**What to do:** Show all lines of the listing that hold the word "eltartásáról".

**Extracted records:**
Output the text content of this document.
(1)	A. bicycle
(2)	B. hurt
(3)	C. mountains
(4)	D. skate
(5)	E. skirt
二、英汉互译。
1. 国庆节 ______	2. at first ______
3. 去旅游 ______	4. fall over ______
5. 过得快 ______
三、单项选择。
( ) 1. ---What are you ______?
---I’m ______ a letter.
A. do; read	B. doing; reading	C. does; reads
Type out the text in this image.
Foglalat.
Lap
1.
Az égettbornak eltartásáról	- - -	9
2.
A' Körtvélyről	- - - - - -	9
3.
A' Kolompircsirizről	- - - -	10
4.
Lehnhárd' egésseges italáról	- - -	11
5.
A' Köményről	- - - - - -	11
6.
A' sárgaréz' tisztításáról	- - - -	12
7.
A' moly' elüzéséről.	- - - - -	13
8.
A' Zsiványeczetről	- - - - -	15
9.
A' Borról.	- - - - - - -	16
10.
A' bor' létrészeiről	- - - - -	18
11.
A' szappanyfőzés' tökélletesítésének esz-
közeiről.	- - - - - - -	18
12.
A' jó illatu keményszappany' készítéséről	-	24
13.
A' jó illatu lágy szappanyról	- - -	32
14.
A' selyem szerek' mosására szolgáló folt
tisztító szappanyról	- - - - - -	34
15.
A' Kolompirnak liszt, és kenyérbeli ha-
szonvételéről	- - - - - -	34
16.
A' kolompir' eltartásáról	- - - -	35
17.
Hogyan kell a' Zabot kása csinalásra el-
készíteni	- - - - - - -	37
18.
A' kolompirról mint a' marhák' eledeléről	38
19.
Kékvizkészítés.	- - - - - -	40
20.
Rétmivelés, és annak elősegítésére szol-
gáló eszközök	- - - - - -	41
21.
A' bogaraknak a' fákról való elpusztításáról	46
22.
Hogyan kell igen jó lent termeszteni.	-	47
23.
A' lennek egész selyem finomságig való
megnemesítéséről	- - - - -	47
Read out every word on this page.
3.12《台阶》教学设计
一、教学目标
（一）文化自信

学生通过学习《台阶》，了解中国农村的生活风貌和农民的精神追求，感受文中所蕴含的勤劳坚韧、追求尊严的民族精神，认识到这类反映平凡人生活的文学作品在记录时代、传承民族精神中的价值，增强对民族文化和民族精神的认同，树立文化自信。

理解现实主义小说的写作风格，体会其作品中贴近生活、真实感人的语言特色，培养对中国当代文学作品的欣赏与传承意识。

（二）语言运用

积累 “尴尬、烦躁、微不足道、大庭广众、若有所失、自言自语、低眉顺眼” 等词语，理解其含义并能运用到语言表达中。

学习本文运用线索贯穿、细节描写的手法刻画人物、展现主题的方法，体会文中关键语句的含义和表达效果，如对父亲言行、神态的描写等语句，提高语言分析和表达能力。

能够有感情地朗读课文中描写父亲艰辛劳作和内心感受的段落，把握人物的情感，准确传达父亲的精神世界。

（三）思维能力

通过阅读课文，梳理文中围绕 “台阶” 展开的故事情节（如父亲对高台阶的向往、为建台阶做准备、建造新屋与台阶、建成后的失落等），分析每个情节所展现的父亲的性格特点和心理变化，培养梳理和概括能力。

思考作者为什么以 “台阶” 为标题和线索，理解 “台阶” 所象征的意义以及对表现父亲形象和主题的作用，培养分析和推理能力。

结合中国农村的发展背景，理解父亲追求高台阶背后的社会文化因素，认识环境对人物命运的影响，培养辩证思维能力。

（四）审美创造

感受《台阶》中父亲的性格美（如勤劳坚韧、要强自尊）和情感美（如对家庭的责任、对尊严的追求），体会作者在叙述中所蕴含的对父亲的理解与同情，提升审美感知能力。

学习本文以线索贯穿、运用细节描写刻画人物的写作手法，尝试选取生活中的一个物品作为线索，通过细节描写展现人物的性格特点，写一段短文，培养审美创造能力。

**Result of the exercise:**
Az égettbornak eltartásáról	- - -	9
A' kolompir' eltartásáról	- - - -	35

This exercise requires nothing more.